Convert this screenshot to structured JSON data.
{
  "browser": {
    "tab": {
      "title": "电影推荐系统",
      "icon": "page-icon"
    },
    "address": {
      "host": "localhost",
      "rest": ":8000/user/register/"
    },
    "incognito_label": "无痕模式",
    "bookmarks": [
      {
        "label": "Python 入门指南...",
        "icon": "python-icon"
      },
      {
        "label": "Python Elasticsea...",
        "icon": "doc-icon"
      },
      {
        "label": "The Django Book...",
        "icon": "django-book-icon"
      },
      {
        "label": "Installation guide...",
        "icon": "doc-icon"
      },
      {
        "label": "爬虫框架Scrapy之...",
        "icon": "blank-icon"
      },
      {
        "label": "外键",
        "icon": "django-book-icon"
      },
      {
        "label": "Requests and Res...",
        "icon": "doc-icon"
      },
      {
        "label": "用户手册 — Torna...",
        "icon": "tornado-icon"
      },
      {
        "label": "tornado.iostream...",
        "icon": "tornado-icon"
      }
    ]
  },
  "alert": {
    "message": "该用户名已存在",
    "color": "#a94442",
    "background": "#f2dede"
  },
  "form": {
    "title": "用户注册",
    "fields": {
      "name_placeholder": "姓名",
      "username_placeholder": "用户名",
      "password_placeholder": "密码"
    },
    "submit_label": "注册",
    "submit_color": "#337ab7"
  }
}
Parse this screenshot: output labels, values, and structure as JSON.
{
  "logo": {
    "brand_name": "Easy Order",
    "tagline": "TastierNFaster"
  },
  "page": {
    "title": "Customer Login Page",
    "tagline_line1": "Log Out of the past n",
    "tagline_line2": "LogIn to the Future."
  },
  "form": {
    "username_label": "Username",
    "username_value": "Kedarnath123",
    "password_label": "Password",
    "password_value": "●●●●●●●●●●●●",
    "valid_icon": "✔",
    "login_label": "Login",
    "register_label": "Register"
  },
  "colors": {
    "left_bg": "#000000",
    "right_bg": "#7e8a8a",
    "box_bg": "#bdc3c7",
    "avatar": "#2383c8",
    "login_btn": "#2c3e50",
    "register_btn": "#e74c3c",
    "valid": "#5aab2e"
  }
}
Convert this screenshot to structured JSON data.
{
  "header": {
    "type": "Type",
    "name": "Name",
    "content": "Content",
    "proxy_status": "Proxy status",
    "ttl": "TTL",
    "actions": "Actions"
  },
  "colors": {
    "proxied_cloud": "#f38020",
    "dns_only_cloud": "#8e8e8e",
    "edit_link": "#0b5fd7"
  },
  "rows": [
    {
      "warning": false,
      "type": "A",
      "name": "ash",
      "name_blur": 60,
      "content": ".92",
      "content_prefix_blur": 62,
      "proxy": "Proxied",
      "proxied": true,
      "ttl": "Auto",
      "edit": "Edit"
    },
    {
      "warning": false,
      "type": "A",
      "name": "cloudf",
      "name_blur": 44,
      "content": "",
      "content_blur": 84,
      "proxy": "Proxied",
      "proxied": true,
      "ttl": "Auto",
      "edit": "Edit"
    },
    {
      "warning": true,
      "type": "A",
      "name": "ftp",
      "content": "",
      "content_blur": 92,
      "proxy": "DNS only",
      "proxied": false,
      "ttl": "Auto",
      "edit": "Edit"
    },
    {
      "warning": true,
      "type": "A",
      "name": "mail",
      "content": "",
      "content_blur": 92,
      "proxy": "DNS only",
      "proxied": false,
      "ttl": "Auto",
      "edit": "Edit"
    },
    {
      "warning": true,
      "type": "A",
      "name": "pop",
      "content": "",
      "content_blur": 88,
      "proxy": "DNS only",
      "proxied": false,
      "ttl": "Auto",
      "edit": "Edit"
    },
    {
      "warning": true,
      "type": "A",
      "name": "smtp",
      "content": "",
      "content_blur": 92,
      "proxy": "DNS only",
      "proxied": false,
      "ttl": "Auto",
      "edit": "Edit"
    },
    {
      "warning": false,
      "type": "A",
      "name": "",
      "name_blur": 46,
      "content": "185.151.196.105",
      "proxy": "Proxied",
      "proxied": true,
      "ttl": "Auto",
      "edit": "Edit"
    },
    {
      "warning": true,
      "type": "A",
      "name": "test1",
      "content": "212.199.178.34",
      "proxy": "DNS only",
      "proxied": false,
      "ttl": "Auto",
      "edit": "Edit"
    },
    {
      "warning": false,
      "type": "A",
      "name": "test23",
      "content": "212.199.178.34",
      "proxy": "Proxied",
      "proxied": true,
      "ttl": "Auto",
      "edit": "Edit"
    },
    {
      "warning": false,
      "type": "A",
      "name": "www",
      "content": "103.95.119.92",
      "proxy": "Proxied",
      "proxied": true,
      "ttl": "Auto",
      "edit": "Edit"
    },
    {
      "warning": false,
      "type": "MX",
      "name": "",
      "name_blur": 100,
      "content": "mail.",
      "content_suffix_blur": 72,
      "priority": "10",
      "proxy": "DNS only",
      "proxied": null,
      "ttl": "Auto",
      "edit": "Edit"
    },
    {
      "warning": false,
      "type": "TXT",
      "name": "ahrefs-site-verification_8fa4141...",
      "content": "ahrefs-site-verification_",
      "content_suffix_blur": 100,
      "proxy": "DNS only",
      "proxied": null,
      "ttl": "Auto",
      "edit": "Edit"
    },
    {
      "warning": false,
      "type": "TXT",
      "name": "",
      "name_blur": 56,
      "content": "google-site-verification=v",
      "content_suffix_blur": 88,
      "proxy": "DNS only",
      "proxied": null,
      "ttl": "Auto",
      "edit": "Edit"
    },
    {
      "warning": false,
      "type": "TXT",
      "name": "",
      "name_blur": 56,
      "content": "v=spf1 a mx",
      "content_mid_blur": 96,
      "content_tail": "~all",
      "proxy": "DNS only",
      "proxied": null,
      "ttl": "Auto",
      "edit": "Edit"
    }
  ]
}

━━━━━━━━

● WORK TO COMPLETE:
Reproduce all data above, unchanged.

● RESULT OF THIS EXERCISE:
Convert this screenshot to structured JSON data.
{
  "browser": {
    "tab": {
      "title": "电影推荐系统",
      "icon": "page-icon"
    },
    "address": {
      "host": "localhost",
      "rest": ":8000/user/register/"
    },
    "incognito_label": "无痕模式",
    "bookmarks": [
      {
        "label": "Python 入门指南...",
        "icon": "python-icon"
      },
      {
        "label": "Python Elasticsea...",
        "icon": "doc-icon"
      },
      {
        "label": "The Django Book...",
        "icon": "django-book-icon"
      },
      {
        "label": "Installation guide...",
        "icon": "doc-icon"
      },
      {
        "label": "爬虫框架Scrapy之...",
        "icon": "blank-icon"
      },
      {
        "label": "外键",
        "icon": "django-book-icon"
      },
      {
        "label": "Requests and Res...",
        "icon": "doc-icon"
      },
      {
        "label": "用户手册 — Torna...",
        "icon": "tornado-icon"
      },
      {
        "label": "tornado.iostream...",
        "icon": "tornado-icon"
      }
    ]
  },
  "alert": {
    "message": "该用户名已存在",
    "color": "#a94442",
    "background": "#f2dede"
  },
  "form": {
    "title": "用户注册",
    "fields": {
      "name_placeholder": "姓名",
      "username_placeholder": "用户名",
      "password_placeholder": "密码"
    },
    "submit_label": "注册",
    "submit_color": "#337ab7"
  }
}
Parse this screenshot: output labels, values, and structure as JSON.
{
  "logo": {
    "brand_name": "Easy Order",
    "tagline": "TastierNFaster"
  },
  "page": {
    "title": "Customer Login Page",
    "tagline_line1": "Log Out of the past n",
    "tagline_line2": "LogIn to the Future."
  },
  "form": {
    "username_label": "Username",
    "username_value": "Kedarnath123",
    "password_label": "Password",
    "password_value": "●●●●●●●●●●●●",
    "valid_icon": "✔",
    "login_label": "Login",
    "register_label": "Register"
  },
  "colors": {
    "left_bg": "#000000",
    "right_bg": "#7e8a8a",
    "box_bg": "#bdc3c7",
    "avatar": "#2383c8",
    "login_btn": "#2c3e50",
    "register_btn": "#e74c3c",
    "valid": "#5aab2e"
  }
}
Convert this screenshot to structured JSON data.
{
  "header": {
    "type": "Type",
    "name": "Name",
    "content": "Content",
    "proxy_status": "Proxy status",
    "ttl": "TTL",
    "actions": "Actions"
  },
  "colors": {
    "proxied_cloud": "#f38020",
    "dns_only_cloud": "#8e8e8e",
    "edit_link": "#0b5fd7"
  },
  "rows": [
    {
      "warning": false,
      "type": "A",
      "name": "ash",
      "name_blur": 60,
      "content": ".92",
      "content_prefix_blur": 62,
      "proxy": "Proxied",
      "proxied": true,
      "ttl": "Auto",
      "edit": "Edit"
    },
    {
      "warning": false,
      "type": "A",
      "name": "cloudf",
      "name_blur": 44,
      "content": "",
      "content_blur": 84,
      "proxy": "Proxied",
      "proxied": true,
      "ttl": "Auto",
      "edit": "Edit"
    },
    {
      "warning": true,
      "type": "A",
      "name": "ftp",
      "content": "",
      "content_blur": 92,
      "proxy": "DNS only",
      "proxied": false,
      "ttl": "Auto",
      "edit": "Edit"
    },
    {
      "warning": true,
      "type": "A",
      "name": "mail",
      "content": "",
      "content_blur": 92,
      "proxy": "DNS only",
      "proxied": false,
      "ttl": "Auto",
      "edit": "Edit"
    },
    {
      "warning": true,
      "type": "A",
      "name": "pop",
      "content": "",
      "content_blur": 88,
      "proxy": "DNS only",
      "proxied": false,
      "ttl": "Auto",
      "edit": "Edit"
    },
    {
      "warning": true,
      "type": "A",
      "name": "smtp",
      "content": "",
      "content_blur": 92,
      "proxy": "DNS only",
      "proxied": false,
      "ttl": "Auto",
      "edit": "Edit"
    },
    {
      "warning": false,
      "type": "A",
      "name": "",
      "name_blur": 46,
      "content": "185.151.196.105",
      "proxy": "Proxied",
      "proxied": true,
      "ttl": "Auto",
      "edit": "Edit"
    },
    {
      "warning": true,
      "type": "A",
      "name": "test1",
      "content": "212.199.178.34",
      "proxy": "DNS only",
      "proxied": false,
      "ttl": "Auto",
      "edit": "Edit"
    },
    {
      "warning": false,
      "type": "A",
      "name": "test23",
      "content": "212.199.178.34",
      "proxy": "Proxied",
      "proxied": true,
      "ttl": "Auto",
      "edit": "Edit"
    },
    {
      "warning": false,
      "type": "A",
      "name": "www",
      "content": "103.95.119.92",
      "proxy": "Proxied",
      "proxied": true,
      "ttl": "Auto",
      "edit": "Edit"
    },
    {
      "warning": false,
      "type": "MX",
      "name": "",
      "name_blur": 100,
      "content": "mail.",
      "content_suffix_blur": 72,
      "priority": "10",
      "proxy": "DNS only",
      "proxied": null,
      "ttl": "Auto",
      "edit": "Edit"
    },
    {
      "warning": false,
      "type": "TXT",
      "name": "ahrefs-site-verification_8fa4141...",
      "content": "ahrefs-site-verification_",
      "content_suffix_blur": 100,
      "proxy": "DNS only",
      "proxied": null,
      "ttl": "Auto",
      "edit": "Edit"
    },
    {
      "warning": false,
      "type": "TXT",
      "name": "",
      "name_blur": 56,
      "content": "google-site-verification=v",
      "content_suffix_blur": 88,
      "proxy": "DNS only",
      "proxied": null,
      "ttl": "Auto",
      "edit": "Edit"
    },
    {
      "warning": false,
      "type": "TXT",
      "name": "",
      "name_blur": 56,
      "content": "v=spf1 a mx",
      "content_mid_blur": 96,
      "content_tail": "~all",
      "proxy": "DNS only",
      "proxied": null,
      "ttl": "Auto",
      "edit": "Edit"
    }
  ]
}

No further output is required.